#### What is being asked
Repeat every line of the material, character for character.

[Dataset entries]
=====

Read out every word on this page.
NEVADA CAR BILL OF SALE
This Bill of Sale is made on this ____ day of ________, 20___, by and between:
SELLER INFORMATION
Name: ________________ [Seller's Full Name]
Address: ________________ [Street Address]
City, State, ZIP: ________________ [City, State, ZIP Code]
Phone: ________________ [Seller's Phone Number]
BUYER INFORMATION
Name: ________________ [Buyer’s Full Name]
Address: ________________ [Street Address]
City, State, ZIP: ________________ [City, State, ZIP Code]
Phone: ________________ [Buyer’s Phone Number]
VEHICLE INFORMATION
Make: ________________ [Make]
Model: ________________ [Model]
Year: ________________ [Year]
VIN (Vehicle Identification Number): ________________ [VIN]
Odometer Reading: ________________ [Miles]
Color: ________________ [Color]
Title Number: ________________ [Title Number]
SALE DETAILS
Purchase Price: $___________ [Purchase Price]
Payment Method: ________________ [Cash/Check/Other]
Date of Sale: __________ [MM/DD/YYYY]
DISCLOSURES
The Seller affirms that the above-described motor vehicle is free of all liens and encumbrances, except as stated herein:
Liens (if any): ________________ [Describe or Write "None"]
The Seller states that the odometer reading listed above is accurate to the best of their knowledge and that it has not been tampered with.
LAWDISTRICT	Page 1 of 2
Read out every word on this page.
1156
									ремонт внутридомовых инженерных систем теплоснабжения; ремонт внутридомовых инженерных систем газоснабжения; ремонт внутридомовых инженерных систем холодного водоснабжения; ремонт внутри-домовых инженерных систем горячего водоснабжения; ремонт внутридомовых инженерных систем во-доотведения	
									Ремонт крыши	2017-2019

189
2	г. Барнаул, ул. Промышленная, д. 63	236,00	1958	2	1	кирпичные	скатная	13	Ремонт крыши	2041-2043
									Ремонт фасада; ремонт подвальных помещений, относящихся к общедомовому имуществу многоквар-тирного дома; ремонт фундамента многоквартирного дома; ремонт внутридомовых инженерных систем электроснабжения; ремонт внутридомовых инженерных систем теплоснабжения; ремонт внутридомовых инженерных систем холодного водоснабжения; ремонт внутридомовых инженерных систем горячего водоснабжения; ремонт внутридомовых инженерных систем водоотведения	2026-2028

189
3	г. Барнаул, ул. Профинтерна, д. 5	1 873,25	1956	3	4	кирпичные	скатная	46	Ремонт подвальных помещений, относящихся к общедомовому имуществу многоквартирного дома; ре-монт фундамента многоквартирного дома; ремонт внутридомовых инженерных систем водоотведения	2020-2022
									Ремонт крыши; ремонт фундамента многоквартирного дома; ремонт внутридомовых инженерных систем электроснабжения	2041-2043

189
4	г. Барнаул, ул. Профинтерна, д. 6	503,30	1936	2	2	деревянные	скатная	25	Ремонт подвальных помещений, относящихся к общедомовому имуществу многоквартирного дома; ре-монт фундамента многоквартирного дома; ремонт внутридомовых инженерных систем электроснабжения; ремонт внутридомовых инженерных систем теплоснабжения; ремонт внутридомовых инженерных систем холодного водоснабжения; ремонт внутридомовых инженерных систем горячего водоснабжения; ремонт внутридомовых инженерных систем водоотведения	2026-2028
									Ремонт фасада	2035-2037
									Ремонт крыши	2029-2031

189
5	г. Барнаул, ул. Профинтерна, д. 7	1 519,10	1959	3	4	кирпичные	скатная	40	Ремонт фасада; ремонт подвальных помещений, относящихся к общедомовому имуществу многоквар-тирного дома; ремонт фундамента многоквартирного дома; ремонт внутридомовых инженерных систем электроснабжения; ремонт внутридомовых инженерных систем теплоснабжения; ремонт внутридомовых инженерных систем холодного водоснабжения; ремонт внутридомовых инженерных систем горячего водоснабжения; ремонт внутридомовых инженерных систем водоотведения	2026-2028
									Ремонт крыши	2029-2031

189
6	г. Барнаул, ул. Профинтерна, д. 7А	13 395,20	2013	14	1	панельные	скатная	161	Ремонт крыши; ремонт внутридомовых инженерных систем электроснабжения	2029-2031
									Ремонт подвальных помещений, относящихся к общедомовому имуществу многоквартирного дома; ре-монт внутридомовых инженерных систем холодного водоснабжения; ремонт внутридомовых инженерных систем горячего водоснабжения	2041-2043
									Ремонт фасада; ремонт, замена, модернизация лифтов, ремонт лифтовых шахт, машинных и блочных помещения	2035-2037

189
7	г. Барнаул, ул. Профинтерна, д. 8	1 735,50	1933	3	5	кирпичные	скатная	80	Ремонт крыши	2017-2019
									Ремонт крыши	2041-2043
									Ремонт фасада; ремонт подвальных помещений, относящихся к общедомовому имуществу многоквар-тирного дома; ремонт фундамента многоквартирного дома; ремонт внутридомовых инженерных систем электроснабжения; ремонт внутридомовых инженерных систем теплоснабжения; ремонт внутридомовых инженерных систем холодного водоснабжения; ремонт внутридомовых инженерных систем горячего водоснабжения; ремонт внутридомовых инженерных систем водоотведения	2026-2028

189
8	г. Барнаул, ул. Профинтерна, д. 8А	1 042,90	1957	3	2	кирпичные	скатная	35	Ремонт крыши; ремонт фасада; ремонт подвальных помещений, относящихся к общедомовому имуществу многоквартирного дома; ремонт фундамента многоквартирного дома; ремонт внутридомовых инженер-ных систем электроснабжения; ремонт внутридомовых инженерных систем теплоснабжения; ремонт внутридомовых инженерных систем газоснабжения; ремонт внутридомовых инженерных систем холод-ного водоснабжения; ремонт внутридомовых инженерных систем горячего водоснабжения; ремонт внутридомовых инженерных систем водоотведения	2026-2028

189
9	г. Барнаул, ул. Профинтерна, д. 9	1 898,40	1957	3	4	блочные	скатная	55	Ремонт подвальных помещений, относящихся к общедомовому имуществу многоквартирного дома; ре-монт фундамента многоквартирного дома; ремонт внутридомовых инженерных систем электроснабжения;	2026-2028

=====

#### Problem solution
Read out every word on this page.
NEVADA CAR BILL OF SALE
This Bill of Sale is made on this ____ day of ________, 20___, by and between:
SELLER INFORMATION
Name: ________________ [Seller's Full Name]
Address: ________________ [Street Address]
City, State, ZIP: ________________ [City, State, ZIP Code]
Phone: ________________ [Seller's Phone Number]
BUYER INFORMATION
Name: ________________ [Buyer’s Full Name]
Address: ________________ [Street Address]
City, State, ZIP: ________________ [City, State, ZIP Code]
Phone: ________________ [Buyer’s Phone Number]
VEHICLE INFORMATION
Make: ________________ [Make]
Model: ________________ [Model]
Year: ________________ [Year]
VIN (Vehicle Identification Number): ________________ [VIN]
Odometer Reading: ________________ [Miles]
Color: ________________ [Color]
Title Number: ________________ [Title Number]
SALE DETAILS
Purchase Price: $___________ [Purchase Price]
Payment Method: ________________ [Cash/Check/Other]
Date of Sale: __________ [MM/DD/YYYY]
DISCLOSURES
The Seller affirms that the above-described motor vehicle is free of all liens and encumbrances, except as stated herein:
Liens (if any): ________________ [Describe or Write "None"]
The Seller states that the odometer reading listed above is accurate to the best of their knowledge and that it has not been tampered with.
LAWDISTRICT	Page 1 of 2
Read out every word on this page.
1156
									ремонт внутридомовых инженерных систем теплоснабжения; ремонт внутридомовых инженерных систем газоснабжения; ремонт внутридомовых инженерных систем холодного водоснабжения; ремонт внутри-домовых инженерных систем горячего водоснабжения; ремонт внутридомовых инженерных систем во-доотведения	
									Ремонт крыши	2017-2019

189
2	г. Барнаул, ул. Промышленная, д. 63	236,00	1958	2	1	кирпичные	скатная	13	Ремонт крыши	2041-2043
									Ремонт фасада; ремонт подвальных помещений, относящихся к общедомовому имуществу многоквар-тирного дома; ремонт фундамента многоквартирного дома; ремонт внутридомовых инженерных систем электроснабжения; ремонт внутридомовых инженерных систем теплоснабжения; ремонт внутридомовых инженерных систем холодного водоснабжения; ремонт внутридомовых инженерных систем горячего водоснабжения; ремонт внутридомовых инженерных систем водоотведения	2026-2028

189
3	г. Барнаул, ул. Профинтерна, д. 5	1 873,25	1956	3	4	кирпичные	скатная	46	Ремонт подвальных помещений, относящихся к общедомовому имуществу многоквартирного дома; ре-монт фундамента многоквартирного дома; ремонт внутридомовых инженерных систем водоотведения	2020-2022
									Ремонт крыши; ремонт фундамента многоквартирного дома; ремонт внутридомовых инженерных систем электроснабжения	2041-2043

189
4	г. Барнаул, ул. Профинтерна, д. 6	503,30	1936	2	2	деревянные	скатная	25	Ремонт подвальных помещений, относящихся к общедомовому имуществу многоквартирного дома; ре-монт фундамента многоквартирного дома; ремонт внутридомовых инженерных систем электроснабжения; ремонт внутридомовых инженерных систем теплоснабжения; ремонт внутридомовых инженерных систем холодного водоснабжения; ремонт внутридомовых инженерных систем горячего водоснабжения; ремонт внутридомовых инженерных систем водоотведения	2026-2028
									Ремонт фасада	2035-2037
									Ремонт крыши	2029-2031

189
5	г. Барнаул, ул. Профинтерна, д. 7	1 519,10	1959	3	4	кирпичные	скатная	40	Ремонт фасада; ремонт подвальных помещений, относящихся к общедомовому имуществу многоквар-тирного дома; ремонт фундамента многоквартирного дома; ремонт внутридомовых инженерных систем электроснабжения; ремонт внутридомовых инженерных систем теплоснабжения; ремонт внутридомовых инженерных систем холодного водоснабжения; ремонт внутридомовых инженерных систем горячего водоснабжения; ремонт внутридомовых инженерных систем водоотведения	2026-2028
									Ремонт крыши	2029-2031

189
6	г. Барнаул, ул. Профинтерна, д. 7А	13 395,20	2013	14	1	панельные	скатная	161	Ремонт крыши; ремонт внутридомовых инженерных систем электроснабжения	2029-2031
									Ремонт подвальных помещений, относящихся к общедомовому имуществу многоквартирного дома; ре-монт внутридомовых инженерных систем холодного водоснабжения; ремонт внутридомовых инженерных систем горячего водоснабжения	2041-2043
									Ремонт фасада; ремонт, замена, модернизация лифтов, ремонт лифтовых шахт, машинных и блочных помещения	2035-2037

189
7	г. Барнаул, ул. Профинтерна, д. 8	1 735,50	1933	3	5	кирпичные	скатная	80	Ремонт крыши	2017-2019
									Ремонт крыши	2041-2043
									Ремонт фасада; ремонт подвальных помещений, относящихся к общедомовому имуществу многоквар-тирного дома; ремонт фундамента многоквартирного дома; ремонт внутридомовых инженерных систем электроснабжения; ремонт внутридомовых инженерных систем теплоснабжения; ремонт внутридомовых инженерных систем холодного водоснабжения; ремонт внутридомовых инженерных систем горячего водоснабжения; ремонт внутридомовых инженерных систем водоотведения	2026-2028

189
8	г. Барнаул, ул. Профинтерна, д. 8А	1 042,90	1957	3	2	кирпичные	скатная	35	Ремонт крыши; ремонт фасада; ремонт подвальных помещений, относящихся к общедомовому имуществу многоквартирного дома; ремонт фундамента многоквартирного дома; ремонт внутридомовых инженер-ных систем электроснабжения; ремонт внутридомовых инженерных систем теплоснабжения; ремонт внутридомовых инженерных систем газоснабжения; ремонт внутридомовых инженерных систем холод-ного водоснабжения; ремонт внутридомовых инженерных систем горячего водоснабжения; ремонт внутридомовых инженерных систем водоотведения	2026-2028

189
9	г. Барнаул, ул. Профинтерна, д. 9	1 898,40	1957	3	4	блочные	скатная	55	Ремонт подвальных помещений, относящихся к общедомовому имуществу многоквартирного дома; ре-монт фундамента многоквартирного дома; ремонт внутридомовых инженерных систем электроснабжения;	2026-2028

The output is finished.